** Begin Excerpted data **

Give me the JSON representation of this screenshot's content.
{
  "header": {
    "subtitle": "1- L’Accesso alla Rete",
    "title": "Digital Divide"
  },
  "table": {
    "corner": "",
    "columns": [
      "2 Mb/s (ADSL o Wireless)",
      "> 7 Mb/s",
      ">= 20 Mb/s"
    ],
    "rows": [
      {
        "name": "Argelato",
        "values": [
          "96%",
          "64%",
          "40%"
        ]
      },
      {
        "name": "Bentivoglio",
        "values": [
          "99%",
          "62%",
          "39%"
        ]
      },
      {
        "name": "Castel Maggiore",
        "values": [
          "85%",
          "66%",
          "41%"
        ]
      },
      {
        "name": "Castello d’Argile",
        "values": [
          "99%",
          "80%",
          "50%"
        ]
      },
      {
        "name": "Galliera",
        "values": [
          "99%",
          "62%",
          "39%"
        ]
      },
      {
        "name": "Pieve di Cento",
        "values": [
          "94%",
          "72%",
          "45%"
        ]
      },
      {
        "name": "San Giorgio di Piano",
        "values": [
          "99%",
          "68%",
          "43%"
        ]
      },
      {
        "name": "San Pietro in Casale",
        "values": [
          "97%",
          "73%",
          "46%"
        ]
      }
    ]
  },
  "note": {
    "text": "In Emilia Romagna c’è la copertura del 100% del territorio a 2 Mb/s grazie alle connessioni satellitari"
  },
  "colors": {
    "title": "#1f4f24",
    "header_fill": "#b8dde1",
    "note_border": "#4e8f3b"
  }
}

** End Excerpted data **

Exactly as written above, please repeat the entries.

Give me the JSON representation of this screenshot's content.
{
  "header": {
    "subtitle": "1- L’Accesso alla Rete",
    "title": "Digital Divide"
  },
  "table": {
    "corner": "",
    "columns": [
      "2 Mb/s (ADSL o Wireless)",
      "> 7 Mb/s",
      ">= 20 Mb/s"
    ],
    "rows": [
      {
        "name": "Argelato",
        "values": [
          "96%",
          "64%",
          "40%"
        ]
      },
      {
        "name": "Bentivoglio",
        "values": [
          "99%",
          "62%",
          "39%"
        ]
      },
      {
        "name": "Castel Maggiore",
        "values": [
          "85%",
          "66%",
          "41%"
        ]
      },
      {
        "name": "Castello d’Argile",
        "values": [
          "99%",
          "80%",
          "50%"
        ]
      },
      {
        "name": "Galliera",
        "values": [
          "99%",
          "62%",
          "39%"
        ]
      },
      {
        "name": "Pieve di Cento",
        "values": [
          "94%",
          "72%",
          "45%"
        ]
      },
      {
        "name": "San Giorgio di Piano",
        "values": [
          "99%",
          "68%",
          "43%"
        ]
      },
      {
        "name": "San Pietro in Casale",
        "values": [
          "97%",
          "73%",
          "46%"
        ]
      }
    ]
  },
  "note": {
    "text": "In Emilia Romagna c’è la copertura del 100% del territorio a 2 Mb/s grazie alle connessioni satellitari"
  },
  "colors": {
    "title": "#1f4f24",
    "header_fill": "#b8dde1",
    "note_border": "#4e8f3b"
  }
}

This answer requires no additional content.